▸ The task
From the listing below, pull out the lines that hold "than".

▸ Extracted records
•••••
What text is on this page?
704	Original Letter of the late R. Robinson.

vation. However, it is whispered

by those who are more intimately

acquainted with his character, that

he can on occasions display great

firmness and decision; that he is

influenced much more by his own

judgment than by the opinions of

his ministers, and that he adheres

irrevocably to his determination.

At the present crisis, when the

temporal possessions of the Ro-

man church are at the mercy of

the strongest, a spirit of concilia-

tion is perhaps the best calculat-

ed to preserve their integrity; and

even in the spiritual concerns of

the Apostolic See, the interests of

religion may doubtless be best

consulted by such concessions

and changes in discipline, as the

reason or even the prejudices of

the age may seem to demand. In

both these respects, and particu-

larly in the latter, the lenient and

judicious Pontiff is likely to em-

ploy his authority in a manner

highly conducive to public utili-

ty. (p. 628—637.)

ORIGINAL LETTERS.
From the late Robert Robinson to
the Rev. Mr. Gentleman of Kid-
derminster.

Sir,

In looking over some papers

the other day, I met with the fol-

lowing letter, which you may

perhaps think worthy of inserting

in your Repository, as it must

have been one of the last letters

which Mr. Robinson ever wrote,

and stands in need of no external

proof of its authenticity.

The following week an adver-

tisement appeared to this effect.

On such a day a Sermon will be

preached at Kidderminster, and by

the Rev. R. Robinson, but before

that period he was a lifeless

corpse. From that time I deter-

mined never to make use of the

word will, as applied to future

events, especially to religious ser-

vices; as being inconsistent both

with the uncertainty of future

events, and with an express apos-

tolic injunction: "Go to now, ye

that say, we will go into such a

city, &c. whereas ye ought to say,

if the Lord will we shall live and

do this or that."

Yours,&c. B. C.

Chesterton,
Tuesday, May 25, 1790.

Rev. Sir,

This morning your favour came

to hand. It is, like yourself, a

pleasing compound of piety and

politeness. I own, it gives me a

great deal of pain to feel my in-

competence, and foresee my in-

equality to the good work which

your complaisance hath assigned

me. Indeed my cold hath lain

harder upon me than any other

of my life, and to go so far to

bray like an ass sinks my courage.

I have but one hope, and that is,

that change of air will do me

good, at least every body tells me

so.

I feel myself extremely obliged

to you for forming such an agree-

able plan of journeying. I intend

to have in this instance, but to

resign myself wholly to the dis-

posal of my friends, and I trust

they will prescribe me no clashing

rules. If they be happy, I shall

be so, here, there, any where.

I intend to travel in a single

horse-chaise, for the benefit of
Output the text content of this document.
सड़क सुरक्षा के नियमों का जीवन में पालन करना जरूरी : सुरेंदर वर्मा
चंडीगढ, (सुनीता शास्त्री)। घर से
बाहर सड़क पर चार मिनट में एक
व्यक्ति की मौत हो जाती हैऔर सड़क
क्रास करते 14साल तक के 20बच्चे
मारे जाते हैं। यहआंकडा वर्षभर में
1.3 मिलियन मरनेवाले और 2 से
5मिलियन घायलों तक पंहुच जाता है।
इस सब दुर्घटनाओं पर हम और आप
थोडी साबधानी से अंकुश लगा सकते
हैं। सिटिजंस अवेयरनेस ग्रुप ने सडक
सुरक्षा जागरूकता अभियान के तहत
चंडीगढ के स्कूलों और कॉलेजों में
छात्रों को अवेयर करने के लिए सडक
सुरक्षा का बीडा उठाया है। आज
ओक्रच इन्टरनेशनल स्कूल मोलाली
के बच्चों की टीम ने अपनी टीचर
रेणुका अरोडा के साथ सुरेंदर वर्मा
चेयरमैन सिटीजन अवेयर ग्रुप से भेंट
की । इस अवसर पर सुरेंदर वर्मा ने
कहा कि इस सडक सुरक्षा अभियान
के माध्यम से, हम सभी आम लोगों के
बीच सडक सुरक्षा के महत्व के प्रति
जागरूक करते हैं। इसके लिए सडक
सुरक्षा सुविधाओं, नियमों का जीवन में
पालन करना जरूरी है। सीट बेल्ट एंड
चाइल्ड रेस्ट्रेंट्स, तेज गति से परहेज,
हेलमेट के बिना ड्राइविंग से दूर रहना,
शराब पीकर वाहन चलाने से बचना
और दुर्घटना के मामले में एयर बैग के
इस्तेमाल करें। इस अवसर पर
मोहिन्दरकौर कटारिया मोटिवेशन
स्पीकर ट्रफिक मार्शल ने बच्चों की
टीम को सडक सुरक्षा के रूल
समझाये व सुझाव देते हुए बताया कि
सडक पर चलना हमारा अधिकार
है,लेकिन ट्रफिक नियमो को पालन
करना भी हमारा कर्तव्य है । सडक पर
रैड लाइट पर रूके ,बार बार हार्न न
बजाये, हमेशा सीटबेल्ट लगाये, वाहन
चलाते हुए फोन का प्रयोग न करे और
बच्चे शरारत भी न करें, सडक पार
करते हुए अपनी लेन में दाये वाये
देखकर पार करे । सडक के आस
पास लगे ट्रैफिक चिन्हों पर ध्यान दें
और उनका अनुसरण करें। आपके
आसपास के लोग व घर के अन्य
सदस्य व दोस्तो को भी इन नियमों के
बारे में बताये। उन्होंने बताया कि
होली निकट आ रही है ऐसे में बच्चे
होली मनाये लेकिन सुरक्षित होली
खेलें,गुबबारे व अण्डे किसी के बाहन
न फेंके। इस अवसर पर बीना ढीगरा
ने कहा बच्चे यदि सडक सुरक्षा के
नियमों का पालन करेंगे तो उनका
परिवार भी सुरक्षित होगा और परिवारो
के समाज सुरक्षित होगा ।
•••••
▸ Answer to this problem
judgment than by the opinions of
harder upon me than any other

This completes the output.